-------- TRECHO DE ORIGEM

Por causa do Corredor Metropolitano ABD (São Mateus – Jabaquara), operado pela empresa Metra, é mais rápido ir da cidade de Santo André ao município de Diadema, passando antes por São Bernardo do Campo, do que se deslocar dentro da cidade de Santo André em trajetos com extensão inferior. Hoje em dia, o corredor de ônibus e de trólebus servido pela Metra é um dos únicos sistemas de transporte na região que estimulam as pessoas a deixarem o carro em casa.
Em algumas cidades da região, os transportes melhoraram com investimentos das empresas. Em Mauá, por exemplo, antes não havia integração na cidade, a não ser dentro do terminal central. Hoje, como Cartão Da Hora, é possível no prazo de uma hora embarcar no segundo ônibus sem pagamento de nova tarifa em qualquer ponto da cidade. A empresa operadora Leblon entrou em operação com todos ônibus novos e a outra companhia, Cidade de Mauá, tem renovado a frota. Faltam na cidade, no entanto, corredores de ônibus. As viagens ainda não têm o índice de cumprimento de horários desejado pela população pelo fato de eixos importantes, como Avenida Presidente Castelo Branco e Avenida Barão de Mauá, não terem espaços exclusivos para ônibus.
Em Diadema, a situação é semelhante. A frota foi renovada pelas empresas MobiBrasil, que opera no lugar da Imigrantes, e pela Benfica, que ganhou a licitação para fazer a linhas da antiga empresa pública ETCD, mas faltam espaços para ônibus desenvolverem maior velocidade.

----------------
-------- REGISTROS EXIBIDOS

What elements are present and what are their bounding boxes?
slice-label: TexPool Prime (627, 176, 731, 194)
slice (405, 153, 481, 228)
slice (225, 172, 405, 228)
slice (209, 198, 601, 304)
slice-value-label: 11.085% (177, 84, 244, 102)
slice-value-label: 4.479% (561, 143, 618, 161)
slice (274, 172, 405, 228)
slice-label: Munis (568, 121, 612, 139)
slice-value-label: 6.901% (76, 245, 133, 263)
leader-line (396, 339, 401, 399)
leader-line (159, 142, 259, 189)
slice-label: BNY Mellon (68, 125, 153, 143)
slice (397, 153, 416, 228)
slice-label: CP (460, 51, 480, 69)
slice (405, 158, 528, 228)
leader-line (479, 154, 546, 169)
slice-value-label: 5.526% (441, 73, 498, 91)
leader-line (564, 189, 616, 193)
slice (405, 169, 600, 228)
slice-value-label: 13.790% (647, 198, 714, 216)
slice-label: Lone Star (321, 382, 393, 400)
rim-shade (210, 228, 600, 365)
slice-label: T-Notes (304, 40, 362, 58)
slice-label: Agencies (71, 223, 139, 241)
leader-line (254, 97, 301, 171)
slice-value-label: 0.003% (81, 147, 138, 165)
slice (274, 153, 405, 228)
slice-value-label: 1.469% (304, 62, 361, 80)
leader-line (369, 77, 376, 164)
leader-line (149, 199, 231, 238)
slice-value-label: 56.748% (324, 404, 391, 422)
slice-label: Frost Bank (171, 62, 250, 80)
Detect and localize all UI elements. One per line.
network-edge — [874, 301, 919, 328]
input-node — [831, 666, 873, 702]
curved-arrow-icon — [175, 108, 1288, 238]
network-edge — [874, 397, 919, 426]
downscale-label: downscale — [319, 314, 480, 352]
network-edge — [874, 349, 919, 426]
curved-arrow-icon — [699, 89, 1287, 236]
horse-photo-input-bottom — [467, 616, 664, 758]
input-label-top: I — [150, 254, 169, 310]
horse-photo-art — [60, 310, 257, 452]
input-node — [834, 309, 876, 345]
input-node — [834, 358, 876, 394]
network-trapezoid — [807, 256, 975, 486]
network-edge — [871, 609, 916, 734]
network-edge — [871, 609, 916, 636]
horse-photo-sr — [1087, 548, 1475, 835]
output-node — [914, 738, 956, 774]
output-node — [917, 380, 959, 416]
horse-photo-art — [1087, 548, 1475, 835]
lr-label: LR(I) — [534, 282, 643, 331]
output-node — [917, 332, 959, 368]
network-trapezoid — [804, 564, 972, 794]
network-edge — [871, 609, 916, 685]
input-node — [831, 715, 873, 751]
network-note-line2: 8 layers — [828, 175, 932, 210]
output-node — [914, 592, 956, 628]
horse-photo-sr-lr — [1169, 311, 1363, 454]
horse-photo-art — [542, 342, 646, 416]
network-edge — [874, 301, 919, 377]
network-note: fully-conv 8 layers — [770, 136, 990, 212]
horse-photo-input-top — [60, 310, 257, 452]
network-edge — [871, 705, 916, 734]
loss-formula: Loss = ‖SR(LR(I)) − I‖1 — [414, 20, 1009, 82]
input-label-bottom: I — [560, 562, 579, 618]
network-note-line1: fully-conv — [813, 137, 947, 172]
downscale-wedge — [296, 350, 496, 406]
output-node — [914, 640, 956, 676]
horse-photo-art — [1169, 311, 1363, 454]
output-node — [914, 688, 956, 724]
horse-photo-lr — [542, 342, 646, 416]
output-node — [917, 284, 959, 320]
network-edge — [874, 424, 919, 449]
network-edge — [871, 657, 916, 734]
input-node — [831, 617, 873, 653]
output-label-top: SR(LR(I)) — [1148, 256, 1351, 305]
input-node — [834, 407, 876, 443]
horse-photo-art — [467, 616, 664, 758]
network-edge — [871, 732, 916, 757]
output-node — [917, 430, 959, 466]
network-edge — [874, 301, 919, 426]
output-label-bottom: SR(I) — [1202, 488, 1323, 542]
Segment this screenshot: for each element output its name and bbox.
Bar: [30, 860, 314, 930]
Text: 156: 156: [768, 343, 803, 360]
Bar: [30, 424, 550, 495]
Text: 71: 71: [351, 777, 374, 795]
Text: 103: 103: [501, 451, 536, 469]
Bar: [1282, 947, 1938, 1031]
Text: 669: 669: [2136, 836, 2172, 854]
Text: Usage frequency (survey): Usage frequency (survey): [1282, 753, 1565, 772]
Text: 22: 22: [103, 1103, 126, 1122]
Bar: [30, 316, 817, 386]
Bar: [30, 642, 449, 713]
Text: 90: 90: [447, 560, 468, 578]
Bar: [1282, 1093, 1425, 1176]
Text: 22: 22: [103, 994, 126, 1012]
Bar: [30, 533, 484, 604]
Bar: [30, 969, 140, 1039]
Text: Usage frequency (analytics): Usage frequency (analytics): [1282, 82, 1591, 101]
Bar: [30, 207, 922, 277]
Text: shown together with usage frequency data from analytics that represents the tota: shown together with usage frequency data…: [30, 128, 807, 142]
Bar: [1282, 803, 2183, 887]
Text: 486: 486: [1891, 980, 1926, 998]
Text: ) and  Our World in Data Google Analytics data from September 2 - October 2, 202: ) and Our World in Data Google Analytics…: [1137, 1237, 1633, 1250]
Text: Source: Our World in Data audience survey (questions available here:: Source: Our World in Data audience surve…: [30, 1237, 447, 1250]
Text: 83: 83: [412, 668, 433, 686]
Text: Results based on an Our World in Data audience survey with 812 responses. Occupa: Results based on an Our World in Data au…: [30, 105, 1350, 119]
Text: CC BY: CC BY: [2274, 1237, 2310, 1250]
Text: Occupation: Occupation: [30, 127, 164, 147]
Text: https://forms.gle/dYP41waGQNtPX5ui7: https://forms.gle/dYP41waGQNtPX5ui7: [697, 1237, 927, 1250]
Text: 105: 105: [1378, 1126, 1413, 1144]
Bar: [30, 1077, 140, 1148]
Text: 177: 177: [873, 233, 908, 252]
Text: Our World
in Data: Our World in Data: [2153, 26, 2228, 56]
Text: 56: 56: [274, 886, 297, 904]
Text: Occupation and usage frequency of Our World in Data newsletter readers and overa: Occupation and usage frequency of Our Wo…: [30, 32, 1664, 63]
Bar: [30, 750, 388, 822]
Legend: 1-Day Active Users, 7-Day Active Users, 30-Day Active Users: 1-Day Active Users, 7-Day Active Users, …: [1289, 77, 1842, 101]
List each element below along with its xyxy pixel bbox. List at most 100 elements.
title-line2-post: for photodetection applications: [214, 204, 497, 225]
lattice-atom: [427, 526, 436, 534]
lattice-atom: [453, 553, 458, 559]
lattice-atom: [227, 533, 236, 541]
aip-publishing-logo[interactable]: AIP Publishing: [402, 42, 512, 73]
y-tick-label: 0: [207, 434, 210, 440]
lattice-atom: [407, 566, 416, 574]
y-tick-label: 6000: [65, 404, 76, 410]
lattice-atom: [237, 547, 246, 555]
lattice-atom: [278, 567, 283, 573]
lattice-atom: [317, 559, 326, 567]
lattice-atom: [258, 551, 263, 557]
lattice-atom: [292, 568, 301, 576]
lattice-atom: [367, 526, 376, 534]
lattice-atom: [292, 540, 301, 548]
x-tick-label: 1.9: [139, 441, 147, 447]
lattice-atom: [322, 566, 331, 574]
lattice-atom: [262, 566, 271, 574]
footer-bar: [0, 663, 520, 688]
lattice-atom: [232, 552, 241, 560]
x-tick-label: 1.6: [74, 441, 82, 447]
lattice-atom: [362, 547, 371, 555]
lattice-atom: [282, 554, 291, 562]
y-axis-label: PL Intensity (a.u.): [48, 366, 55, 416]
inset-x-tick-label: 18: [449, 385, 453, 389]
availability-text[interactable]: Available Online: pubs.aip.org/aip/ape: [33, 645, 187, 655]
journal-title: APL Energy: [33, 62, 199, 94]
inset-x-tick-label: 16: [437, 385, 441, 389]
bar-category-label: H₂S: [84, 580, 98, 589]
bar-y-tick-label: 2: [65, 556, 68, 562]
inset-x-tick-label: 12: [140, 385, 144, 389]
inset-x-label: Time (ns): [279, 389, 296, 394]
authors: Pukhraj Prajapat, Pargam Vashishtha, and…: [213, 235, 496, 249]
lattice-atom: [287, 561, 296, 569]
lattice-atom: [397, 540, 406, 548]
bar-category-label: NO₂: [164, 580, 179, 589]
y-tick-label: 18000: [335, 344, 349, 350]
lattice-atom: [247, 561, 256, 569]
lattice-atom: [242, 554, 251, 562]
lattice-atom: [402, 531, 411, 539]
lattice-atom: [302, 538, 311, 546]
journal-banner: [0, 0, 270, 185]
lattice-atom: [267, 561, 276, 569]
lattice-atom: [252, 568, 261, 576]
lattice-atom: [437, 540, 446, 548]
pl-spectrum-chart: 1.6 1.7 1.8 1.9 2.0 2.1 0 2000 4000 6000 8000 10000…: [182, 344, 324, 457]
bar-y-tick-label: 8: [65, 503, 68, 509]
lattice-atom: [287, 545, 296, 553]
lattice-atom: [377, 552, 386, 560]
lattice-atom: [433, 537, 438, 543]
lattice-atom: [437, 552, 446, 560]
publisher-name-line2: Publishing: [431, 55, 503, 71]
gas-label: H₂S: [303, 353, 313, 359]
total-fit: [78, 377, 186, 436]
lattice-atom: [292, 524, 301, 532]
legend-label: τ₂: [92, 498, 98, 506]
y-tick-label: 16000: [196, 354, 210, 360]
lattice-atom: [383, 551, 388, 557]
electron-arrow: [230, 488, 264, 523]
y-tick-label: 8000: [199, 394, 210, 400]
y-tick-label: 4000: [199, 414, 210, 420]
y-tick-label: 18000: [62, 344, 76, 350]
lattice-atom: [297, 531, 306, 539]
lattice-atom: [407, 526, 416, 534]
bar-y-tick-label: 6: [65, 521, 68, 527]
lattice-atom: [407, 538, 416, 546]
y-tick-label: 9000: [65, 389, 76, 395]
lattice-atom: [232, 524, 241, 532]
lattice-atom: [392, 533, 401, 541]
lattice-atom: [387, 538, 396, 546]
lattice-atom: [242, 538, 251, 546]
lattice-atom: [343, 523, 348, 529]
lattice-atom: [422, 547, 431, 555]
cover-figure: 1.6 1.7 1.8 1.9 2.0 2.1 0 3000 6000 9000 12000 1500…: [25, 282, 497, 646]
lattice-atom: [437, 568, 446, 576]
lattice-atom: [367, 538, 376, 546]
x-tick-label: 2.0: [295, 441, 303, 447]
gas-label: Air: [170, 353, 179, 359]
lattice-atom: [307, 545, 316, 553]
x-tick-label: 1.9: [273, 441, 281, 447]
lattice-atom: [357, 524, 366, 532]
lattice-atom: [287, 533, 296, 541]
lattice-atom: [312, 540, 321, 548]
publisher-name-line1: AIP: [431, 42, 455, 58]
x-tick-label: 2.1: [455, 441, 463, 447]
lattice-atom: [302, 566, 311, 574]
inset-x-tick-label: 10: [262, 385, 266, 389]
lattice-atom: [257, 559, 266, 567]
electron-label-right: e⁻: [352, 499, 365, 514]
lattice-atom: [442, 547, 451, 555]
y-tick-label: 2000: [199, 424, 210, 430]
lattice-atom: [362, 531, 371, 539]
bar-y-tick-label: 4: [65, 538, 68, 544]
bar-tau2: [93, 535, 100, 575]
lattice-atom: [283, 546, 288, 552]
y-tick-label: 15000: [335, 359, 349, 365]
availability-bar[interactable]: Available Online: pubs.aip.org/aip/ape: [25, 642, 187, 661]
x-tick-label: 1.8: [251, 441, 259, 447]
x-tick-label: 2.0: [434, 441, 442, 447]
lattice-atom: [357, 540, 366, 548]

----------------

| ENUNCIADO DA TAREFA 1 |
Responda às perguntas sobre o texto do transporte por ônibus:
(a) Qual empresa opera o Corredor Metropolitano ABD?
(b) Em Mauá, com o Cartão Da Hora, em quanto tempo é possível embarcar no segundo ônibus sem pagar nova tarifa?
(c) Em Diadema, qual empresa ganhou a licitação para fazer as linhas da antiga empresa pública ETCD?
| ENUNCIADO DA TAREFA 2 |
Retome o texto do transporte por ônibus a partir do ponto em que ele para.

| ESPAÇO DA RESPOSTA 1 |
(a) A Metra.
(b) No prazo de uma hora.
(c) A Benfica.

| ESPAÇO DA RESPOSTA 2 |
Santo André também possuiu uma frota nova, com empresas profissionalizadas, mas não há sistemas preferenciais para ônibus. Apenas o corredor da Avenida Capitão Mário Toledo de Camargo, que atende a região da Vila Luzita. Apesar de as viagens serem mais rápidas por causa do corredor, ele é pouco extenso e logo os ônibus são “jogados” no trânsito comum. Santo André ainda não possui nenhum tipo de integração por bilhetagem eletrônica, nem mesmo dentro dos dois terminais principais da cidade: Leste e Oeste.
As cidades da região precisam entender que muito carro na rua não é sinal mais de prosperidade da população. Mas é sinônimo de que as pessoas têm poucas opções de deslocamento e por isso partem para a mais cômoda, mas nem sempre a melhor, que é ir de carro de passeio. Trânsito estressa, polui, atrasa e custa muito dinheiro e enquanto o problema aumenta pelo menos “260 vezes por dia”, não dá para esperar soluções demoradas.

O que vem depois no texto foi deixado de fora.